Excerpted records.

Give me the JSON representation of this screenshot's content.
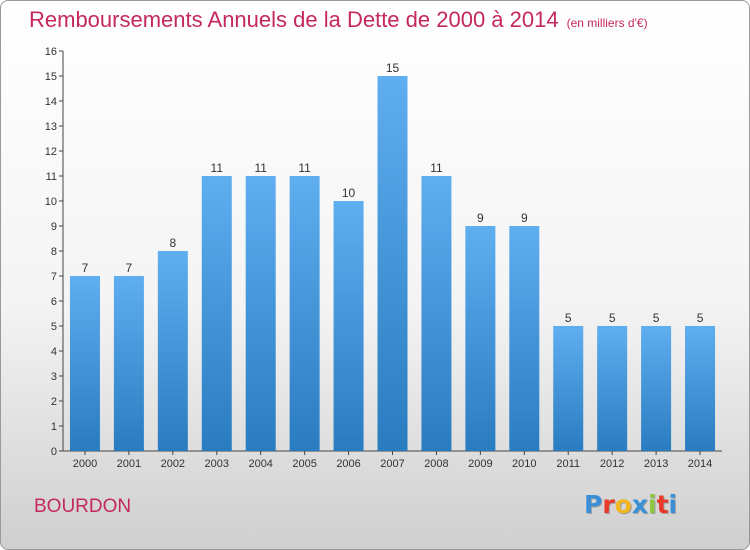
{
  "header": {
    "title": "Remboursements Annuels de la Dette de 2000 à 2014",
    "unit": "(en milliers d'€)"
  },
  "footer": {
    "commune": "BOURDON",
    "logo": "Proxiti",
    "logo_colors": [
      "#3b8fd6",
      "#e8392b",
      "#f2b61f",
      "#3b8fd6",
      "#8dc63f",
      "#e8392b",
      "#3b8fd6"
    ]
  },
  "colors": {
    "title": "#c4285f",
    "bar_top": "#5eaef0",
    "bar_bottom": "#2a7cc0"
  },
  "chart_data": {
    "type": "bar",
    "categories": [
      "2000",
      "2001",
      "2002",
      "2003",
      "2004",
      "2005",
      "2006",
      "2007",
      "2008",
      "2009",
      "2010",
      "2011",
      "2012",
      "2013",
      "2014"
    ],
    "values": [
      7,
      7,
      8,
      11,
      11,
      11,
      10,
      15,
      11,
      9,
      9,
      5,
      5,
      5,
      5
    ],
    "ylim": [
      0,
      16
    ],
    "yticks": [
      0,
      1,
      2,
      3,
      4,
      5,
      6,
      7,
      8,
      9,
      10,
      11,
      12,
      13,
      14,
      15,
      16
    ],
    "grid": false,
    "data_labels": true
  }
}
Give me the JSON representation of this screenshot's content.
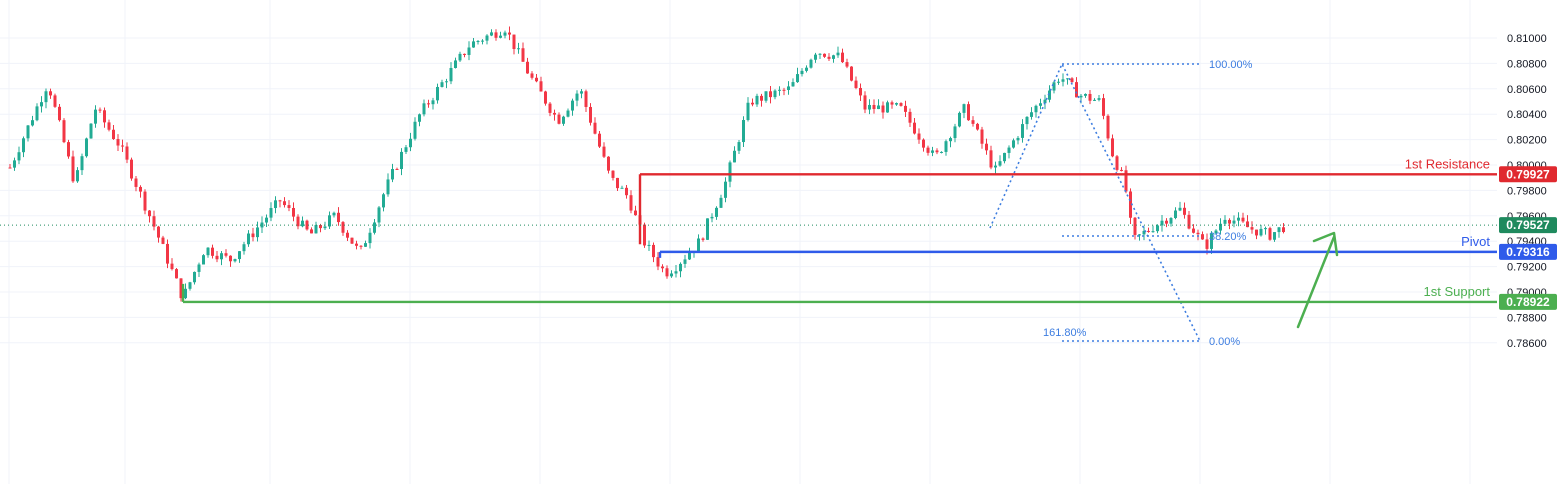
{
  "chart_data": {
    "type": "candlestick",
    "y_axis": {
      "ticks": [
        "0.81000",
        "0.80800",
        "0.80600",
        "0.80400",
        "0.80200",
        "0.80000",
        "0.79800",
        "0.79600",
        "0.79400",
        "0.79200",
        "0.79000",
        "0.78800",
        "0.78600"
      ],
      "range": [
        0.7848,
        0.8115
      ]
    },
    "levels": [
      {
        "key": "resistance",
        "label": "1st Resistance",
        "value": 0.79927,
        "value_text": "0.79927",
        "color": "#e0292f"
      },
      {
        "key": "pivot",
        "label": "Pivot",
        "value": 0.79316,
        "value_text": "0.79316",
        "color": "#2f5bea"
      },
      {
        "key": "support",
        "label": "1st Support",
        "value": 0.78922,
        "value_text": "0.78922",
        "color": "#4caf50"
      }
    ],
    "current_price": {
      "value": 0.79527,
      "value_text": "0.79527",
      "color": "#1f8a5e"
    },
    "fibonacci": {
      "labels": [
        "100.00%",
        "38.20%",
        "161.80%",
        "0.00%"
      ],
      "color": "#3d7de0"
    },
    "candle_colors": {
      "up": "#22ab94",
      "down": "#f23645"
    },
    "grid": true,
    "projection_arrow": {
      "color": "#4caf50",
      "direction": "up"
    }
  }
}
---
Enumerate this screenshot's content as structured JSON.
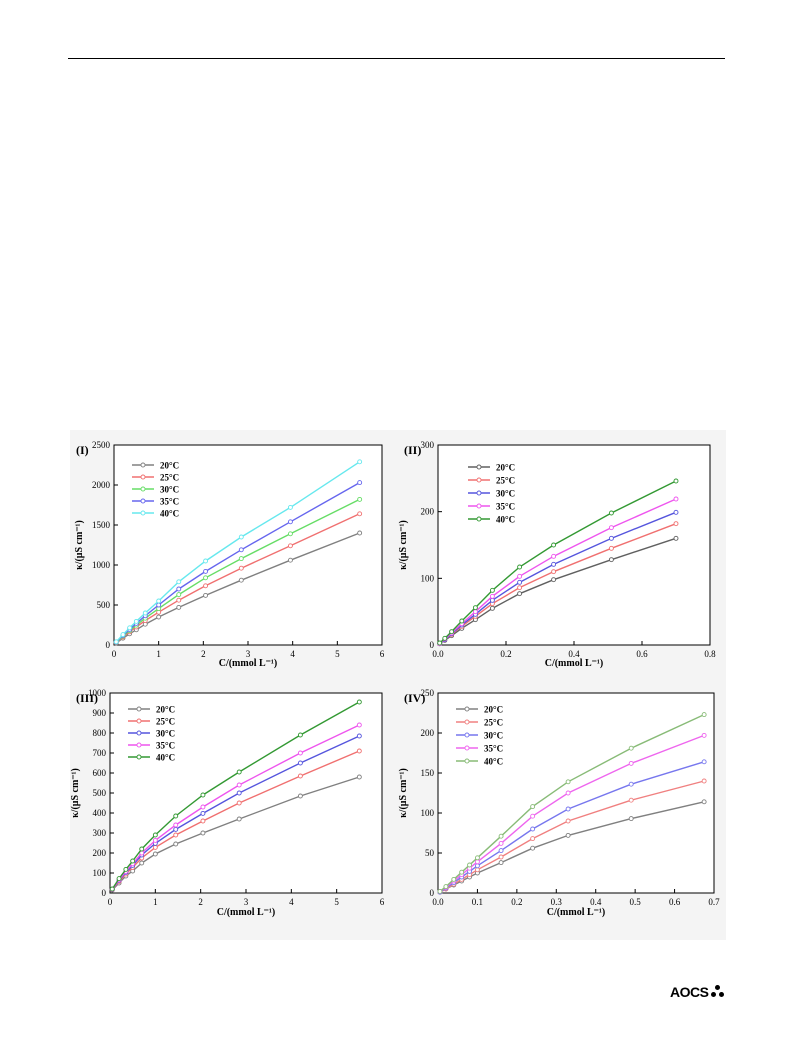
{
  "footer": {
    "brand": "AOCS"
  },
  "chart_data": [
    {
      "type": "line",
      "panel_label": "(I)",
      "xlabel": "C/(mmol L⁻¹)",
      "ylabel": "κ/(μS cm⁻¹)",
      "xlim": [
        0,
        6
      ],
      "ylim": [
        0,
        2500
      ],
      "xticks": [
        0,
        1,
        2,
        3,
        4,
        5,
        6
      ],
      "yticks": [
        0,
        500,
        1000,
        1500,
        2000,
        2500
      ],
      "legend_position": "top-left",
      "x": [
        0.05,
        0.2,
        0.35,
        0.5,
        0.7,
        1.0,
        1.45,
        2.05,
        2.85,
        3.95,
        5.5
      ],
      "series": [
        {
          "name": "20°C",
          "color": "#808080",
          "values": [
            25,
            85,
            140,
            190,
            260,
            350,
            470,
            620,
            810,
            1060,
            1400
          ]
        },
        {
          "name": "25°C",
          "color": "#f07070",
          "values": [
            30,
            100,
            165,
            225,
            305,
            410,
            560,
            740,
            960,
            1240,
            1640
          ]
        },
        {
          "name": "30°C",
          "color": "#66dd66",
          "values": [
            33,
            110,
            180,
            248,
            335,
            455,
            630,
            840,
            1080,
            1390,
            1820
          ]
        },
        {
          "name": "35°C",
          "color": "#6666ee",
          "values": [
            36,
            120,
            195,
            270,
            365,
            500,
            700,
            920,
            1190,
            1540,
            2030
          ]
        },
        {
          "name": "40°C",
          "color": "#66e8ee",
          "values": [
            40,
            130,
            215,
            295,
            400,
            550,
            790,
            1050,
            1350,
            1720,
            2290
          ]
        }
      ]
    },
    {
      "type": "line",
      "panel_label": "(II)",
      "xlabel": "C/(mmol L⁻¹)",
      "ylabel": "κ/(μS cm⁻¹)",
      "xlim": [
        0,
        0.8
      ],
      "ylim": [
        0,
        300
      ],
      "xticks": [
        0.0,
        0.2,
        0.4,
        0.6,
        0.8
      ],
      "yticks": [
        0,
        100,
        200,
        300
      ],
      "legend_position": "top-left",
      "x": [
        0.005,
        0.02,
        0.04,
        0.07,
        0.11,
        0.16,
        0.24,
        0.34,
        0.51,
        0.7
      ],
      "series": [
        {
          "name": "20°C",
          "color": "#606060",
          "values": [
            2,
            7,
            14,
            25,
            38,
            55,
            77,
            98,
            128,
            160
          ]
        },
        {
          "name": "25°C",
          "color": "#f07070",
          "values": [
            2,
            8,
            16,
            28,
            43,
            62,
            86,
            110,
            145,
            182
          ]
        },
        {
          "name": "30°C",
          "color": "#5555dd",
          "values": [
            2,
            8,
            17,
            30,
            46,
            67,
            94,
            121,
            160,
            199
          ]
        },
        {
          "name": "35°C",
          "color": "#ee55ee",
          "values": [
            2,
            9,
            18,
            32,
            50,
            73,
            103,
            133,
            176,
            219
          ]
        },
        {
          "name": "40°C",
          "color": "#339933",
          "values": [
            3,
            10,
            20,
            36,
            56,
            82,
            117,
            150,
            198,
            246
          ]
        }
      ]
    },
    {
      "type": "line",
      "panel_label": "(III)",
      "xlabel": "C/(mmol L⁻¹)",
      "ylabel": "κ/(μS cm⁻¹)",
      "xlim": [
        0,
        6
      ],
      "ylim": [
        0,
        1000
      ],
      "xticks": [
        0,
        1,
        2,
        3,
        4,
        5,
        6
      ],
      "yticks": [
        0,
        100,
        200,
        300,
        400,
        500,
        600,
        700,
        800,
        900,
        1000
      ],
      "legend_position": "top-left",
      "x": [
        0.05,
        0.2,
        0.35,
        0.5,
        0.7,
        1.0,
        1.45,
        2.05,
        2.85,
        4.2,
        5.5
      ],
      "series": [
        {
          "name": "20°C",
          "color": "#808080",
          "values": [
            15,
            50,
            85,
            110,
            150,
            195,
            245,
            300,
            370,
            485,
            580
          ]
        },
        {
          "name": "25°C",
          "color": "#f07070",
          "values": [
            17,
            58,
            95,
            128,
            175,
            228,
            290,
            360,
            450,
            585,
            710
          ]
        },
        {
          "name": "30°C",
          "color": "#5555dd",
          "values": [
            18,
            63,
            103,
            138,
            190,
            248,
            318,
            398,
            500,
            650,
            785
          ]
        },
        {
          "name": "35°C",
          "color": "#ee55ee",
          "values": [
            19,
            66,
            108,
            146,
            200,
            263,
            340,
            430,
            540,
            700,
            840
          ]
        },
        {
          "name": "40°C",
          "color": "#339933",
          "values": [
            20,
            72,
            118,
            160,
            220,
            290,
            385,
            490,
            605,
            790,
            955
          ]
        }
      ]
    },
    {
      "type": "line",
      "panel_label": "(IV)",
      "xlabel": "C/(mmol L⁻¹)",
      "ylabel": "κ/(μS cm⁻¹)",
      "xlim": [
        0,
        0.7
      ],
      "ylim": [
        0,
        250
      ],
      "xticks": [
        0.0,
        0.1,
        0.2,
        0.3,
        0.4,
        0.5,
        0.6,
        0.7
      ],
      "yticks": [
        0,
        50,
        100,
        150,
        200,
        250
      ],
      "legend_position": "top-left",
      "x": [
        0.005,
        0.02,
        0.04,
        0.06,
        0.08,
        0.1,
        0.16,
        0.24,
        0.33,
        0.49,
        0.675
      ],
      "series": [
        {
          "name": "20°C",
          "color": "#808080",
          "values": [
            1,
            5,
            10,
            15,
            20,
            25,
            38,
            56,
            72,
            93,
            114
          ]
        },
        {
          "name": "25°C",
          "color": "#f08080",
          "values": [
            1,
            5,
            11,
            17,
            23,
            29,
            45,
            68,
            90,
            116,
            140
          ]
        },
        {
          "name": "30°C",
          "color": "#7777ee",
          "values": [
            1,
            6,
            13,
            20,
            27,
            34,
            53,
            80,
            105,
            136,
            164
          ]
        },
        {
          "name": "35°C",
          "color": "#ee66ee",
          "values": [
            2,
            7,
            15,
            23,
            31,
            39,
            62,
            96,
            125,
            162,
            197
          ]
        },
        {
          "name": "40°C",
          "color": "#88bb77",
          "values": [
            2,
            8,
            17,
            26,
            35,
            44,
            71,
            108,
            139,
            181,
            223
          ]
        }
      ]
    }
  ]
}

Exercise directions.
In the listing above, find the lines holding the word "title" and copy them.

Written answer.
    "title": "Remboursements Annuels de la Dette de 2000 à 2014",
    "title": "#c4285f",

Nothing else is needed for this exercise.